**What to do**
Return the records, each one exactly as written.

**Data rows**
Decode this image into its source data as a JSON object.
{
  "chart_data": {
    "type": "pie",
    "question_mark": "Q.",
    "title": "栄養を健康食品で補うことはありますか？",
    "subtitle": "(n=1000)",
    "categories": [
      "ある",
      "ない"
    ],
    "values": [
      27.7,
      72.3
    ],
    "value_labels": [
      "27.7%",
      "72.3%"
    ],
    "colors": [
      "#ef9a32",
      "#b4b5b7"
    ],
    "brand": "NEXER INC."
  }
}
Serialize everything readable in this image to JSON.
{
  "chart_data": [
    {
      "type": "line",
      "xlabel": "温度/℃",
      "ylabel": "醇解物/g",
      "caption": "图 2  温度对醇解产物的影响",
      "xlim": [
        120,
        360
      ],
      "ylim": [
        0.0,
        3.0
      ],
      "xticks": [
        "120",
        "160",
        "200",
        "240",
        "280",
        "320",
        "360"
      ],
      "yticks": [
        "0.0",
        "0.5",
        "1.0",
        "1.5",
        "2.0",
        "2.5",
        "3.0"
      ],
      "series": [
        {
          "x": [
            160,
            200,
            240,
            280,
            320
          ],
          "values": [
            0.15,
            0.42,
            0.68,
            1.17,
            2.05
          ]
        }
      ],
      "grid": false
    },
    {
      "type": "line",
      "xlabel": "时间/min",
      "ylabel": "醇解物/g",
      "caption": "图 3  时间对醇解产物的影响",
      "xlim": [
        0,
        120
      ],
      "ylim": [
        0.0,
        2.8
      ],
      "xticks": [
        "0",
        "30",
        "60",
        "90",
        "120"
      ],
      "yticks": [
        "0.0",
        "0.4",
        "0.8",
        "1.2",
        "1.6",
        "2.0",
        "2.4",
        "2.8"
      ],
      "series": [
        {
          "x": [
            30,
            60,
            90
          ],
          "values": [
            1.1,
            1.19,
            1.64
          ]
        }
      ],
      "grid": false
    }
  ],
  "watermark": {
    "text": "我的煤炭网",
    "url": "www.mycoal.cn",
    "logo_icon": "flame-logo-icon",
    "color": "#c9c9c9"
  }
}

**Exercise solution**
Decode this image into its source data as a JSON object.
{
  "chart_data": {
    "type": "pie",
    "question_mark": "Q.",
    "title": "栄養を健康食品で補うことはありますか？",
    "subtitle": "(n=1000)",
    "categories": [
      "ある",
      "ない"
    ],
    "values": [
      27.7,
      72.3
    ],
    "value_labels": [
      "27.7%",
      "72.3%"
    ],
    "colors": [
      "#ef9a32",
      "#b4b5b7"
    ],
    "brand": "NEXER INC."
  }
}
Serialize everything readable in this image to JSON.
{
  "chart_data": [
    {
      "type": "line",
      "xlabel": "温度/℃",
      "ylabel": "醇解物/g",
      "caption": "图 2  温度对醇解产物的影响",
      "xlim": [
        120,
        360
      ],
      "ylim": [
        0.0,
        3.0
      ],
      "xticks": [
        "120",
        "160",
        "200",
        "240",
        "280",
        "320",
        "360"
      ],
      "yticks": [
        "0.0",
        "0.5",
        "1.0",
        "1.5",
        "2.0",
        "2.5",
        "3.0"
      ],
      "series": [
        {
          "x": [
            160,
            200,
            240,
            280,
            320
          ],
          "values": [
            0.15,
            0.42,
            0.68,
            1.17,
            2.05
          ]
        }
      ],
      "grid": false
    },
    {
      "type": "line",
      "xlabel": "时间/min",
      "ylabel": "醇解物/g",
      "caption": "图 3  时间对醇解产物的影响",
      "xlim": [
        0,
        120
      ],
      "ylim": [
        0.0,
        2.8
      ],
      "xticks": [
        "0",
        "30",
        "60",
        "90",
        "120"
      ],
      "yticks": [
        "0.0",
        "0.4",
        "0.8",
        "1.2",
        "1.6",
        "2.0",
        "2.4",
        "2.8"
      ],
      "series": [
        {
          "x": [
            30,
            60,
            90
          ],
          "values": [
            1.1,
            1.19,
            1.64
          ]
        }
      ],
      "grid": false
    }
  ],
  "watermark": {
    "text": "我的煤炭网",
    "url": "www.mycoal.cn",
    "logo_icon": "flame-logo-icon",
    "color": "#c9c9c9"
  }
}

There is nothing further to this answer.